* [The problem]:
Extract all lines in the data that contain the word "revenus".

* [Dataset rows]:
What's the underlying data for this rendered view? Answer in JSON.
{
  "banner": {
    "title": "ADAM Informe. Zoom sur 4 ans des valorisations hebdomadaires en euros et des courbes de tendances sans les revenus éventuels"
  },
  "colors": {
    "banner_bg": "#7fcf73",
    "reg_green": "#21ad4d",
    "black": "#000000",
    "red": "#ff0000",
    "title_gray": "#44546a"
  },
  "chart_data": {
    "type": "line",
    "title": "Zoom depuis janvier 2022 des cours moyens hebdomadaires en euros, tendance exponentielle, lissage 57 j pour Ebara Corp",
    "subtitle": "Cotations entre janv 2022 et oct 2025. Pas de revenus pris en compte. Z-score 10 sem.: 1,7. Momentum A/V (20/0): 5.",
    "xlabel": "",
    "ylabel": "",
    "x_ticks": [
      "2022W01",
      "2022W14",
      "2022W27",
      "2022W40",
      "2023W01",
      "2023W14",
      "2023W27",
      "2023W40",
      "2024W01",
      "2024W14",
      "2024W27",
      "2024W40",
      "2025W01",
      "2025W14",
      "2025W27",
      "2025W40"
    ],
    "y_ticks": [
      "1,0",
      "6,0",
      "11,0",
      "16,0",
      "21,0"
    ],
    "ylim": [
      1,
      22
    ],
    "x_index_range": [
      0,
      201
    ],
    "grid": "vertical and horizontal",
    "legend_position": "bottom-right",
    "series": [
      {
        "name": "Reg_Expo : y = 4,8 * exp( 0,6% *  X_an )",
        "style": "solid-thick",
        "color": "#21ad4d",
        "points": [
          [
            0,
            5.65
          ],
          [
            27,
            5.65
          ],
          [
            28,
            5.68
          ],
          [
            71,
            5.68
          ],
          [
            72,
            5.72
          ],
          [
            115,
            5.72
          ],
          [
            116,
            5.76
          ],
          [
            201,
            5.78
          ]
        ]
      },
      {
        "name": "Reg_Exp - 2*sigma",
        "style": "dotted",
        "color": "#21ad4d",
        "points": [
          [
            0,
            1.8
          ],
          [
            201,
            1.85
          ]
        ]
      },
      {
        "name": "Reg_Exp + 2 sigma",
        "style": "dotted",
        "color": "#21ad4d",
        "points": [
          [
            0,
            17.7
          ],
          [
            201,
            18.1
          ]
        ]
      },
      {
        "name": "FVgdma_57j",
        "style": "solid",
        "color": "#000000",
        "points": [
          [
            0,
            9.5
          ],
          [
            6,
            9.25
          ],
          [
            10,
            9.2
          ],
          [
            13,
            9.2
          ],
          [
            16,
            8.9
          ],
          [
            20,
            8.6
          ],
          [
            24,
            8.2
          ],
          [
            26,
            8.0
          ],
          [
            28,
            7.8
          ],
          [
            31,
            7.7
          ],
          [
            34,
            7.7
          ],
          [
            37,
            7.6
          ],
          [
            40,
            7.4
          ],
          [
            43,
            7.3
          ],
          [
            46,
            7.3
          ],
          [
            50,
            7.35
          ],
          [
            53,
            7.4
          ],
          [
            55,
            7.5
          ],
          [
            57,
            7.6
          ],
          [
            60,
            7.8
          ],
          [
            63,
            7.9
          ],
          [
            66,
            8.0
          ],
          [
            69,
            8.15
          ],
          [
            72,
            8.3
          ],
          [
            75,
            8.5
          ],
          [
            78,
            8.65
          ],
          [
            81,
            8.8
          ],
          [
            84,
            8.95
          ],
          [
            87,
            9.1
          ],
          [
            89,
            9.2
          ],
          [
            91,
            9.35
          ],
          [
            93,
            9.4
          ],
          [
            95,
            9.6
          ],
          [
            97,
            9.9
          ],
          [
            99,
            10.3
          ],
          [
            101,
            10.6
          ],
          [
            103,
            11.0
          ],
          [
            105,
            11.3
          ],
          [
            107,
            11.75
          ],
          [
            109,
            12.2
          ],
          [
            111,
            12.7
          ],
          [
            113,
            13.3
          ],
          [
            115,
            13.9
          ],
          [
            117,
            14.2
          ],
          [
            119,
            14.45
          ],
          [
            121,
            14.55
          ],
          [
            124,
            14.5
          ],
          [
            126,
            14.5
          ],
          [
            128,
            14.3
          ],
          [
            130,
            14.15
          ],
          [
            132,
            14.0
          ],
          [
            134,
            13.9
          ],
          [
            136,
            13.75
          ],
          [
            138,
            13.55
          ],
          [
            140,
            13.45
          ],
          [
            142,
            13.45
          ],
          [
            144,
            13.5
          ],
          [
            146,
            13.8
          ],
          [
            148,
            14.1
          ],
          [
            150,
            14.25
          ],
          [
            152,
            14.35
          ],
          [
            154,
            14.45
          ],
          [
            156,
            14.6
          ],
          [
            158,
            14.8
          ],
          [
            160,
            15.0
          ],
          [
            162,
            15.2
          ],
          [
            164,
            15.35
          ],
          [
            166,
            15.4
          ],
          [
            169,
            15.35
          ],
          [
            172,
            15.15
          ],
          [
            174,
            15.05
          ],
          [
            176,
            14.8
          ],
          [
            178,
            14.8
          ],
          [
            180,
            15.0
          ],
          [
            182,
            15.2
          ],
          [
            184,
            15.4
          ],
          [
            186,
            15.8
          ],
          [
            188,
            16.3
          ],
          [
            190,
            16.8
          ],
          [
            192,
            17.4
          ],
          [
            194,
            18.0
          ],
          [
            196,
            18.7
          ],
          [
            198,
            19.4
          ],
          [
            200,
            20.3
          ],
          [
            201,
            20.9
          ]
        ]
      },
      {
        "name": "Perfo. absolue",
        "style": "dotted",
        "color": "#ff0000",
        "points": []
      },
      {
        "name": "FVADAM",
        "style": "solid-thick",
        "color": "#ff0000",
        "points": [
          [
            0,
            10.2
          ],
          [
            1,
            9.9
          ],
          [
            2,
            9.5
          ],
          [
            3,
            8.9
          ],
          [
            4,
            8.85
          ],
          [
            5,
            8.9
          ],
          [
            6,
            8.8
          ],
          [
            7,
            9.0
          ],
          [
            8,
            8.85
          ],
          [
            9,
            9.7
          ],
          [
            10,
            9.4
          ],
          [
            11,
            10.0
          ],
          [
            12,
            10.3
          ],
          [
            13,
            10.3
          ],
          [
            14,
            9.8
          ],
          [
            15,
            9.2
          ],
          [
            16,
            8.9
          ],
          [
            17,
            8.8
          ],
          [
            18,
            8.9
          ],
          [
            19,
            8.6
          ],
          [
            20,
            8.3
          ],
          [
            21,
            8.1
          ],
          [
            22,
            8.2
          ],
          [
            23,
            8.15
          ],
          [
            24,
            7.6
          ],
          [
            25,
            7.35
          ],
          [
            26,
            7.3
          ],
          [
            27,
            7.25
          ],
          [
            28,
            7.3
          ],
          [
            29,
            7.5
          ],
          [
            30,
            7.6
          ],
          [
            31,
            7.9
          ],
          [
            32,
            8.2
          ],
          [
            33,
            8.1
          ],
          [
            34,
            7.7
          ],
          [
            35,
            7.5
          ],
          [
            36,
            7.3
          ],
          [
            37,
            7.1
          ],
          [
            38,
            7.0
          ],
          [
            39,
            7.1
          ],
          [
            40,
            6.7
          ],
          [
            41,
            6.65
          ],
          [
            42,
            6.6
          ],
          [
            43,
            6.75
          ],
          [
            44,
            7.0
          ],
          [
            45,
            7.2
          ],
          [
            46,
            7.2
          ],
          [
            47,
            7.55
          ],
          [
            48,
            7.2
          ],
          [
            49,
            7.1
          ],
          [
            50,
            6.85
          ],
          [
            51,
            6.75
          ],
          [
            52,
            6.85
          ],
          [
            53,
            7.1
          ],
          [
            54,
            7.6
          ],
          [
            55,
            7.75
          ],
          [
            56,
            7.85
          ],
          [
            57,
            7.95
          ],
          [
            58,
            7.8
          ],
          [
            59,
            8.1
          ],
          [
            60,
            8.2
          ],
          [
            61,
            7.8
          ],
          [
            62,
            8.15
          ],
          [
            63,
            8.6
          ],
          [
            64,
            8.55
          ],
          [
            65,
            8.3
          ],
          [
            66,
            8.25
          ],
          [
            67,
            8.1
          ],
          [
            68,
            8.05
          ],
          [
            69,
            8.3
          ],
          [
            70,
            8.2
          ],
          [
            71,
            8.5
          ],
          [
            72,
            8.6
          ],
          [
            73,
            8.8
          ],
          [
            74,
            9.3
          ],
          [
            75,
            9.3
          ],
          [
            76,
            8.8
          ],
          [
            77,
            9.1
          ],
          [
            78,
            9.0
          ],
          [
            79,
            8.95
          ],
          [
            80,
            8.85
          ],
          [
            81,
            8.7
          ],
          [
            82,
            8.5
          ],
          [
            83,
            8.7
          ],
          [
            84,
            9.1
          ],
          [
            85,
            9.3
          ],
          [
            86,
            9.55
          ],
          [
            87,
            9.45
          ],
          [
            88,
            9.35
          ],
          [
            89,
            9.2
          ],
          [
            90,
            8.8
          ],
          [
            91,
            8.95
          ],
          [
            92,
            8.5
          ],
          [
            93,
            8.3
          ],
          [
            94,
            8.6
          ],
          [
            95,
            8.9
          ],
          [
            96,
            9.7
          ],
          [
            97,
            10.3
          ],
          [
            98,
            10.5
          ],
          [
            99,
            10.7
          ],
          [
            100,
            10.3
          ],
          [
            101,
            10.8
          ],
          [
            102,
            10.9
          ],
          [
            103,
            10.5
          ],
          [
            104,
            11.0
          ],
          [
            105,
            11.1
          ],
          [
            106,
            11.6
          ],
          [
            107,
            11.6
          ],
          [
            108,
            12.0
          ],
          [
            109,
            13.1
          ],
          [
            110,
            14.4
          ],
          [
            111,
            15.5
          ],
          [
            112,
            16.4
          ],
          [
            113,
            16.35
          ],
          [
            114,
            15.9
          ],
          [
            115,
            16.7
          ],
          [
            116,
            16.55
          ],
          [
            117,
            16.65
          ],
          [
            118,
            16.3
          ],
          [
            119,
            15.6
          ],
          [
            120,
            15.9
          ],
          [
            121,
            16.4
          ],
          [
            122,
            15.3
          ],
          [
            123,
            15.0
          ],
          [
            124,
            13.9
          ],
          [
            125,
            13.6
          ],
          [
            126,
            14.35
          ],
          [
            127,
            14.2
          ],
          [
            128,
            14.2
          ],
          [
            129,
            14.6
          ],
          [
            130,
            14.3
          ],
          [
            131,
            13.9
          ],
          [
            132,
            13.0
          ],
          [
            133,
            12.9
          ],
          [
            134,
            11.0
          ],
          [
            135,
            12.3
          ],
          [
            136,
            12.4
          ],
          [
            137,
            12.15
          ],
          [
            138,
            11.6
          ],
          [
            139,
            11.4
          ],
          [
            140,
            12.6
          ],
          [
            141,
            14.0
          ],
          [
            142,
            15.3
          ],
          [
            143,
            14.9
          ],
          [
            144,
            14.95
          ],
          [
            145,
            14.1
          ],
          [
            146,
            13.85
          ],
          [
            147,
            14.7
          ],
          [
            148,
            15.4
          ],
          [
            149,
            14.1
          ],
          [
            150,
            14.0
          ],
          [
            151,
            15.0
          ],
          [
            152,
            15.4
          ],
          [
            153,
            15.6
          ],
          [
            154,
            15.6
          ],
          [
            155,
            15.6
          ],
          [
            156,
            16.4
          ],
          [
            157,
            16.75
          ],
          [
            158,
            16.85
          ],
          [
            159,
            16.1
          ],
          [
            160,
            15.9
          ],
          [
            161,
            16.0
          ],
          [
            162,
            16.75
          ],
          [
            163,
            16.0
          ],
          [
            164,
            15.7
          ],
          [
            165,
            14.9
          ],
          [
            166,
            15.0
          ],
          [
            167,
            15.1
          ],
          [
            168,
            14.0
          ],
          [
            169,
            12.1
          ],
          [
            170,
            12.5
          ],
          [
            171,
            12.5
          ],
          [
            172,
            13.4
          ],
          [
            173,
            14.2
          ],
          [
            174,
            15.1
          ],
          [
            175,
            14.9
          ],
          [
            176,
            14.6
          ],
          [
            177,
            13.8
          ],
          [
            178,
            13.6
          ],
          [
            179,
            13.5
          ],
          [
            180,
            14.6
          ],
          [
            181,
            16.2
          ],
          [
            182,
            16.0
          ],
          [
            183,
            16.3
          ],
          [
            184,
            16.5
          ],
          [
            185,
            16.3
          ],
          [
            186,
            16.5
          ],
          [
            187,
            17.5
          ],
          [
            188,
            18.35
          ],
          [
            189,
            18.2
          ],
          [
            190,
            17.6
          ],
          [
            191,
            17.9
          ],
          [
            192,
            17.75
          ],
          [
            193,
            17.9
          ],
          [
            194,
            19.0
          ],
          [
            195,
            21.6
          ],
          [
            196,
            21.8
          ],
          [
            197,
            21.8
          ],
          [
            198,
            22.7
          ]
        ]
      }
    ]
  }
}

* [Task output]:
    "title": "ADAM Informe. Zoom sur 4 ans des valorisations hebdomadaires en euros et des courbes de tendances sans les revenus éventuels"
    "subtitle": "Cotations entre janv 2022 et oct 2025. Pas de revenus pris en compte. Z-score 10 sem.: 1,7. Momentum A/V (20/0): 5.",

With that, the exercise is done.